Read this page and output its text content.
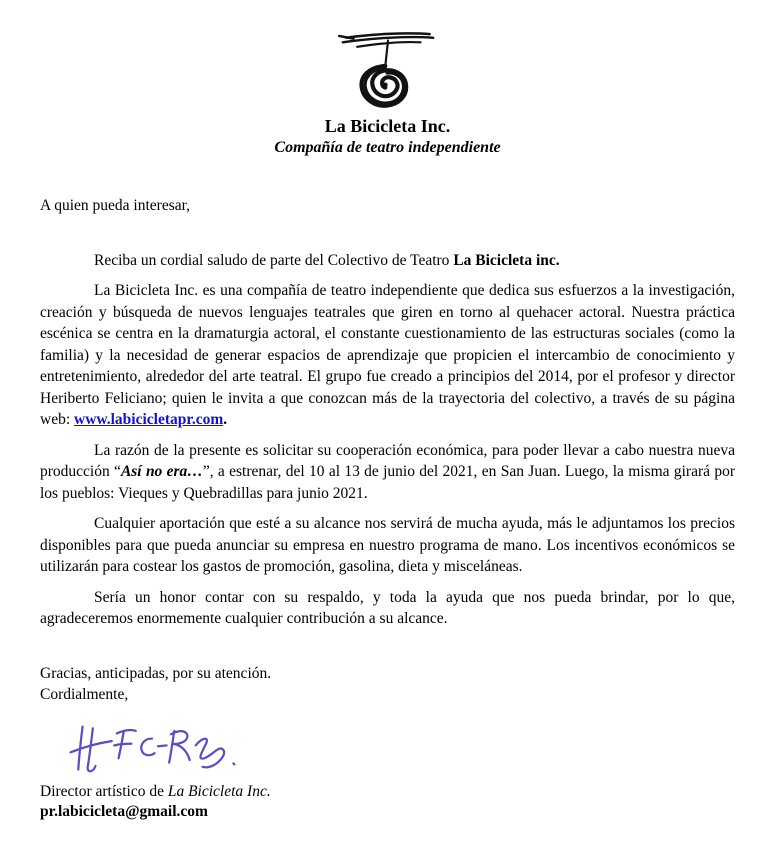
La Bicicleta Inc.
Compañía de teatro independiente

A quien pueda interesar,

Reciba un cordial saludo de parte del Colectivo de Teatro La Bicicleta inc.

La Bicicleta Inc. es una compañía de teatro independiente que dedica sus esfuerzos a la investigación, creación y búsqueda de nuevos lenguajes teatrales que giren en torno al quehacer actoral. Nuestra práctica escénica se centra en la dramaturgia actoral, el constante cuestionamiento de las estructuras sociales (como la familia) y la necesidad de generar espacios de aprendizaje que propicien el intercambio de conocimiento y entretenimiento, alrededor del arte teatral. El grupo fue creado a principios del 2014, por el profesor y director Heriberto Feliciano; quien le invita a que conozcan más de la trayectoria del colectivo, a través de su página web: www.labicicletapr.com.

La razón de la presente es solicitar su cooperación económica, para poder llevar a cabo nuestra nueva producción “Así no era…”, a estrenar, del 10 al 13 de junio del 2021, en San Juan. Luego, la misma girará por los pueblos: Vieques y Quebradillas para junio 2021.

Cualquier aportación que esté a su alcance nos servirá de mucha ayuda, más le adjuntamos los precios disponibles para que pueda anunciar su empresa en nuestro programa de mano. Los incentivos económicos se utilizarán para costear los gastos de promoción, gasolina, dieta y misceláneas.

Sería un honor contar con su respaldo, y toda la ayuda que nos pueda brindar, por lo que, agradeceremos enormemente cualquier contribución a su alcance.

Gracias, anticipadas, por su atención.

Cordialmente,

Director artístico de La Bicicleta Inc.

pr.labicicleta@gmail.com
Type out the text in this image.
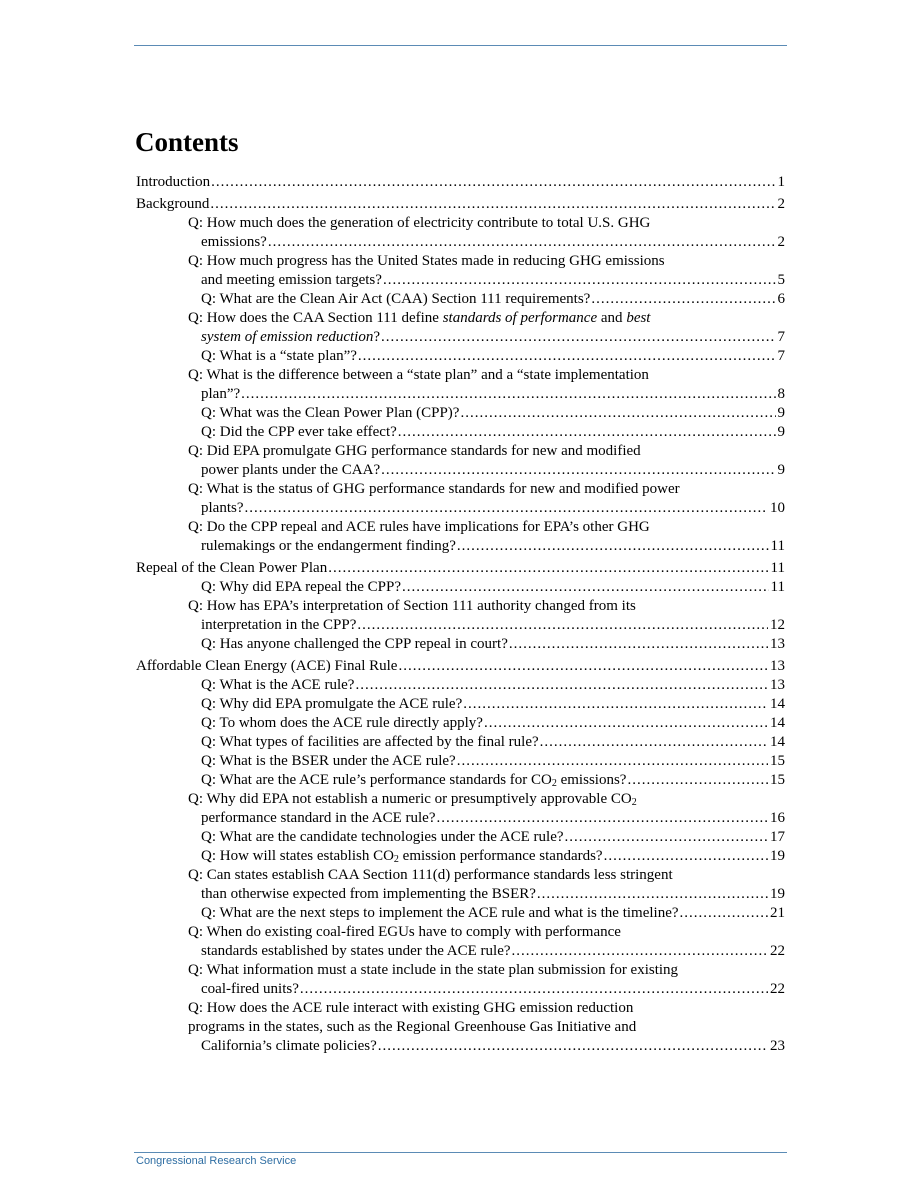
Contents
Introduction .....	1
Background .....	2
Q: How much does the generation of electricity contribute to total U.S. GHG
emissions? .....	2
Q: How much progress has the United States made in reducing GHG emissions
and meeting emission targets? .....	5
Q: What are the Clean Air Act (CAA) Section 111 requirements? .....	6
Q: How does the CAA Section 111 define standards of performance and best
system of emission reduction? .....	7
Q: What is a “state plan”? .....	7
Q: What is the difference between a “state plan” and a “state implementation
plan”? .....	8
Q: What was the Clean Power Plan (CPP)? .....	9
Q: Did the CPP ever take effect? .....	9
Q: Did EPA promulgate GHG performance standards for new and modified
power plants under the CAA? .....	9
Q: What is the status of GHG performance standards for new and modified power
plants? .....	10
Q: Do the CPP repeal and ACE rules have implications for EPA’s other GHG
rulemakings or the endangerment finding? .....	11
Repeal of the Clean Power Plan .....	11
Q: Why did EPA repeal the CPP? .....	11
Q: How has EPA’s interpretation of Section 111 authority changed from its
interpretation in the CPP? .....	12
Q: Has anyone challenged the CPP repeal in court? .....	13
Affordable Clean Energy (ACE) Final Rule .....	13
Q: What is the ACE rule? .....	13
Q: Why did EPA promulgate the ACE rule? .....	14
Q: To whom does the ACE rule directly apply? .....	14
Q: What types of facilities are affected by the final rule? .....	14
Q: What is the BSER under the ACE rule? .....	15
Q: What are the ACE rule’s performance standards for $CO_2$ emissions? .....	15
Q: Why did EPA not establish a numeric or presumptively approvable $CO_2$
performance standard in the ACE rule? .....	16
Q: What are the candidate technologies under the ACE rule? .....	17
Q: How will states establish $CO_2$ emission performance standards? .....	19
Q: Can states establish CAA Section 111(d) performance standards less stringent
than otherwise expected from implementing the BSER? .....	19
Q: What are the next steps to implement the ACE rule and what is the timeline? .....	21
Q: When do existing coal-fired EGUs have to comply with performance
standards established by states under the ACE rule? .....	22
Q: What information must a state include in the state plan submission for existing
coal-fired units? .....	22
Q: How does the ACE rule interact with existing GHG emission reduction
programs in the states, such as the Regional Greenhouse Gas Initiative and
California’s climate policies? .....	23
Congressional Research Service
──────────
■ What is required:
Restate the data above word for word. Do not include the images.

■ Right answer:
Read this page and output its text content.
La Bicicleta Inc.
Compañía de teatro independiente

A quien pueda interesar,

Reciba un cordial saludo de parte del Colectivo de Teatro La Bicicleta inc.

La Bicicleta Inc. es una compañía de teatro independiente que dedica sus esfuerzos a la investigación, creación y búsqueda de nuevos lenguajes teatrales que giren en torno al quehacer actoral. Nuestra práctica escénica se centra en la dramaturgia actoral, el constante cuestionamiento de las estructuras sociales (como la familia) y la necesidad de generar espacios de aprendizaje que propicien el intercambio de conocimiento y entretenimiento, alrededor del arte teatral. El grupo fue creado a principios del 2014, por el profesor y director Heriberto Feliciano; quien le invita a que conozcan más de la trayectoria del colectivo, a través de su página web: www.labicicletapr.com.

La razón de la presente es solicitar su cooperación económica, para poder llevar a cabo nuestra nueva producción “Así no era…”, a estrenar, del 10 al 13 de junio del 2021, en San Juan. Luego, la misma girará por los pueblos: Vieques y Quebradillas para junio 2021.

Cualquier aportación que esté a su alcance nos servirá de mucha ayuda, más le adjuntamos los precios disponibles para que pueda anunciar su empresa en nuestro programa de mano. Los incentivos económicos se utilizarán para costear los gastos de promoción, gasolina, dieta y misceláneas.

Sería un honor contar con su respaldo, y toda la ayuda que nos pueda brindar, por lo que, agradeceremos enormemente cualquier contribución a su alcance.

Gracias, anticipadas, por su atención.

Cordialmente,

Director artístico de La Bicicleta Inc.

pr.labicicleta@gmail.com
Type out the text in this image.
Contents
Introduction .....	1
Background .....	2
Q: How much does the generation of electricity contribute to total U.S. GHG
emissions? .....	2
Q: How much progress has the United States made in reducing GHG emissions
and meeting emission targets? .....	5
Q: What are the Clean Air Act (CAA) Section 111 requirements? .....	6
Q: How does the CAA Section 111 define standards of performance and best
system of emission reduction? .....	7
Q: What is a “state plan”? .....	7
Q: What is the difference between a “state plan” and a “state implementation
plan”? .....	8
Q: What was the Clean Power Plan (CPP)? .....	9
Q: Did the CPP ever take effect? .....	9
Q: Did EPA promulgate GHG performance standards for new and modified
power plants under the CAA? .....	9
Q: What is the status of GHG performance standards for new and modified power
plants? .....	10
Q: Do the CPP repeal and ACE rules have implications for EPA’s other GHG
rulemakings or the endangerment finding? .....	11
Repeal of the Clean Power Plan .....	11
Q: Why did EPA repeal the CPP? .....	11
Q: How has EPA’s interpretation of Section 111 authority changed from its
interpretation in the CPP? .....	12
Q: Has anyone challenged the CPP repeal in court? .....	13
Affordable Clean Energy (ACE) Final Rule .....	13
Q: What is the ACE rule? .....	13
Q: Why did EPA promulgate the ACE rule? .....	14
Q: To whom does the ACE rule directly apply? .....	14
Q: What types of facilities are affected by the final rule? .....	14
Q: What is the BSER under the ACE rule? .....	15
Q: What are the ACE rule’s performance standards for $CO_2$ emissions? .....	15
Q: Why did EPA not establish a numeric or presumptively approvable $CO_2$
performance standard in the ACE rule? .....	16
Q: What are the candidate technologies under the ACE rule? .....	17
Q: How will states establish $CO_2$ emission performance standards? .....	19
Q: Can states establish CAA Section 111(d) performance standards less stringent
than otherwise expected from implementing the BSER? .....	19
Q: What are the next steps to implement the ACE rule and what is the timeline? .....	21
Q: When do existing coal-fired EGUs have to comply with performance
standards established by states under the ACE rule? .....	22
Q: What information must a state include in the state plan submission for existing
coal-fired units? .....	22
Q: How does the ACE rule interact with existing GHG emission reduction
programs in the states, such as the Regional Greenhouse Gas Initiative and
California’s climate policies? .....	23
Congressional Research Service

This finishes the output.